-- START OF Data shown --

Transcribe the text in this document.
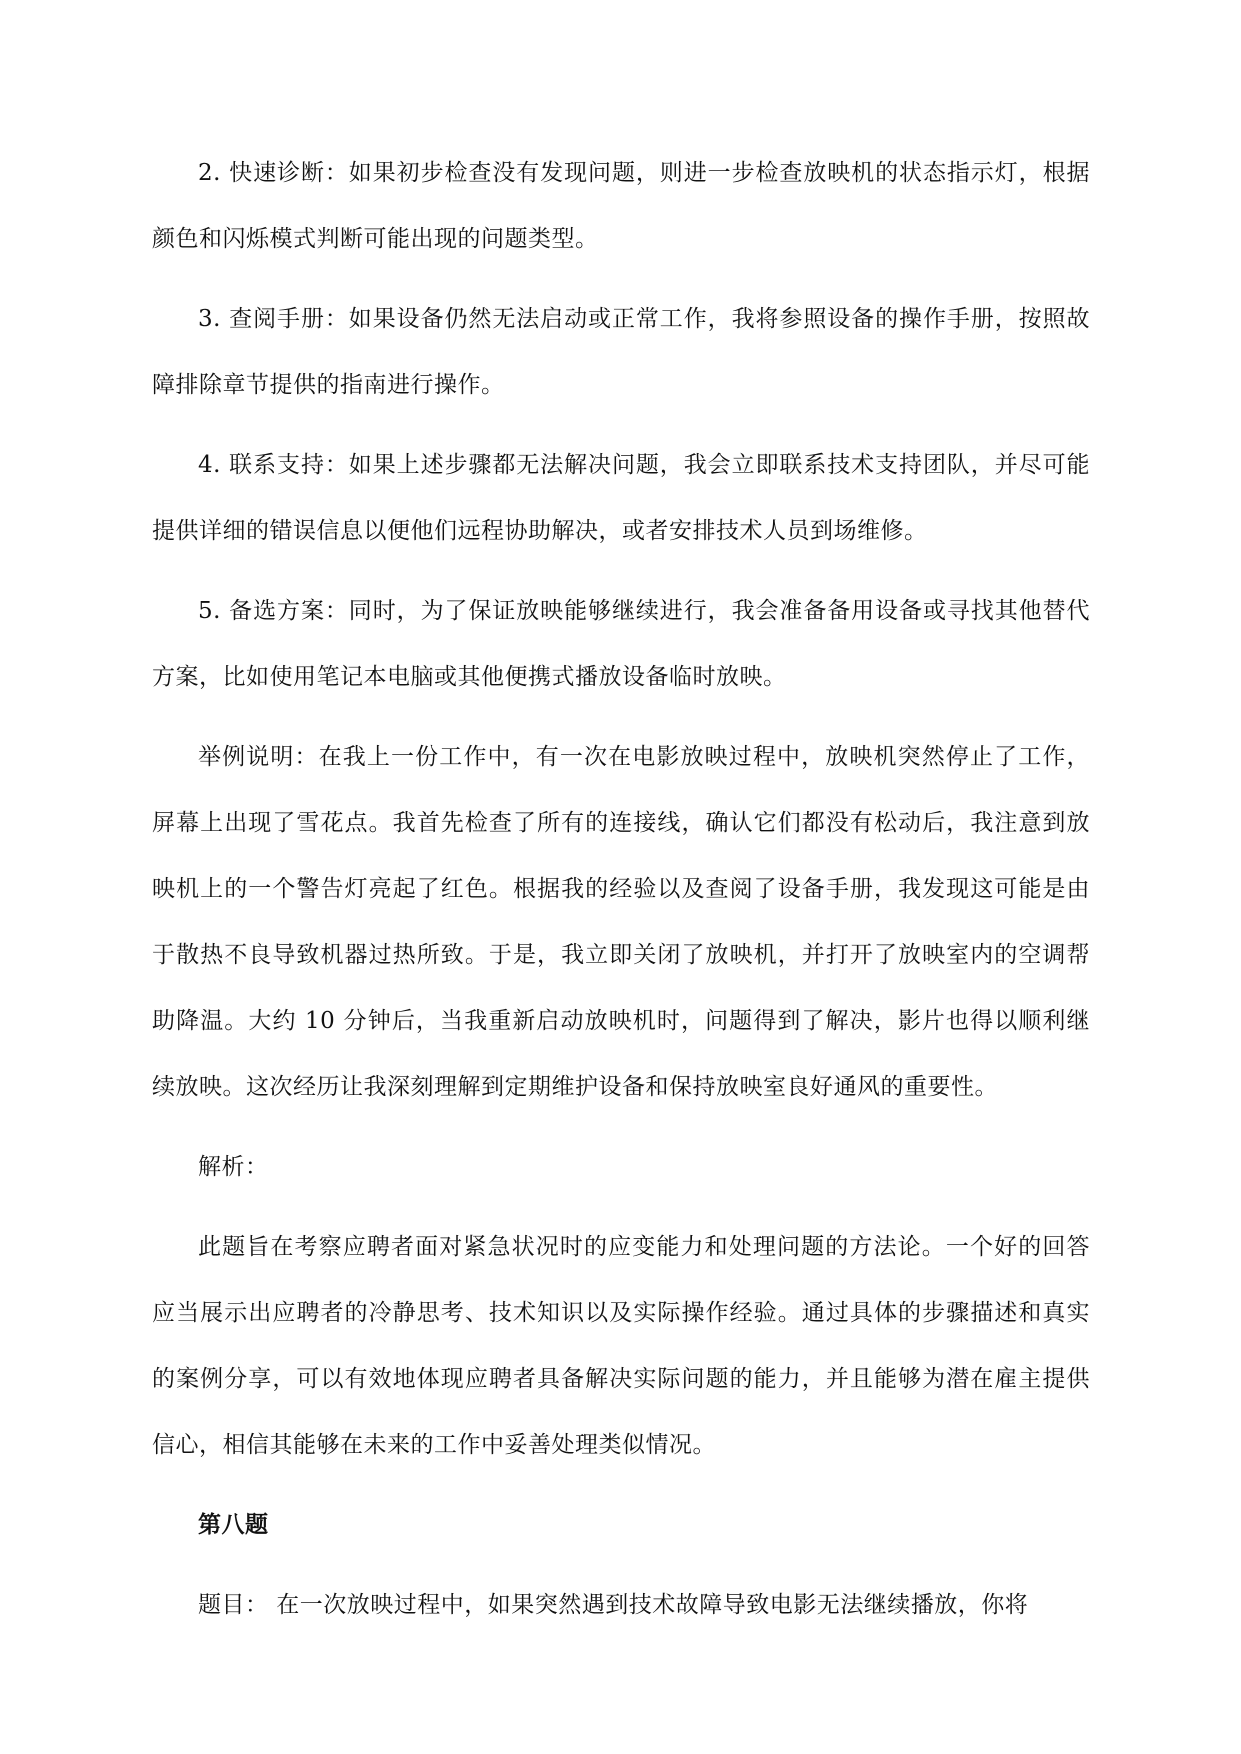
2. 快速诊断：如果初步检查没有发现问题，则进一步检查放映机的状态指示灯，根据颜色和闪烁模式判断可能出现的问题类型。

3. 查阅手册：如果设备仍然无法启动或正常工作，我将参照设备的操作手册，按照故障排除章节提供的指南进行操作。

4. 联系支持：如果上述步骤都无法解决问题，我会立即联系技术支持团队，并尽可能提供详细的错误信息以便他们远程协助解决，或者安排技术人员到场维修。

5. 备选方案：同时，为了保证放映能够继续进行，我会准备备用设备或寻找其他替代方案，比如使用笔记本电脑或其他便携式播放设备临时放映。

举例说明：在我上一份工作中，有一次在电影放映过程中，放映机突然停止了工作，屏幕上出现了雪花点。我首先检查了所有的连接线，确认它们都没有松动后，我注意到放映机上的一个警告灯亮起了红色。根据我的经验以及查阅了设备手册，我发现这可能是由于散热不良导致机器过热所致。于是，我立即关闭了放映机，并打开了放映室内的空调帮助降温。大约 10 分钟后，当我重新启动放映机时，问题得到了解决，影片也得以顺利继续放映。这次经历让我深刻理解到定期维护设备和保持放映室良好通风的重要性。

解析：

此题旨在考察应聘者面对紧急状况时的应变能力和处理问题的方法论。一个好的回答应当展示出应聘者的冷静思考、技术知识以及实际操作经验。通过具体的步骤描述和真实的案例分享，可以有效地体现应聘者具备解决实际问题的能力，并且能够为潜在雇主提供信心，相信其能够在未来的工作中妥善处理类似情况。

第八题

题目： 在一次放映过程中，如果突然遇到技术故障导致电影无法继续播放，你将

-- END OF Data shown --

▸ Written exercise
Pictures are excluded; copy every other part of the records exactly.

▸ Solution to this exercise
Transcribe the text in this document.
2. 快速诊断：如果初步检查没有发现问题，则进一步检查放映机的状态指示灯，根据颜色和闪烁模式判断可能出现的问题类型。

3. 查阅手册：如果设备仍然无法启动或正常工作，我将参照设备的操作手册，按照故障排除章节提供的指南进行操作。

4. 联系支持：如果上述步骤都无法解决问题，我会立即联系技术支持团队，并尽可能提供详细的错误信息以便他们远程协助解决，或者安排技术人员到场维修。

5. 备选方案：同时，为了保证放映能够继续进行，我会准备备用设备或寻找其他替代方案，比如使用笔记本电脑或其他便携式播放设备临时放映。

举例说明：在我上一份工作中，有一次在电影放映过程中，放映机突然停止了工作，屏幕上出现了雪花点。我首先检查了所有的连接线，确认它们都没有松动后，我注意到放映机上的一个警告灯亮起了红色。根据我的经验以及查阅了设备手册，我发现这可能是由于散热不良导致机器过热所致。于是，我立即关闭了放映机，并打开了放映室内的空调帮助降温。大约 10 分钟后，当我重新启动放映机时，问题得到了解决，影片也得以顺利继续放映。这次经历让我深刻理解到定期维护设备和保持放映室良好通风的重要性。

解析：

此题旨在考察应聘者面对紧急状况时的应变能力和处理问题的方法论。一个好的回答应当展示出应聘者的冷静思考、技术知识以及实际操作经验。通过具体的步骤描述和真实的案例分享，可以有效地体现应聘者具备解决实际问题的能力，并且能够为潜在雇主提供信心，相信其能够在未来的工作中妥善处理类似情况。

第八题

题目： 在一次放映过程中，如果突然遇到技术故障导致电影无法继续播放，你将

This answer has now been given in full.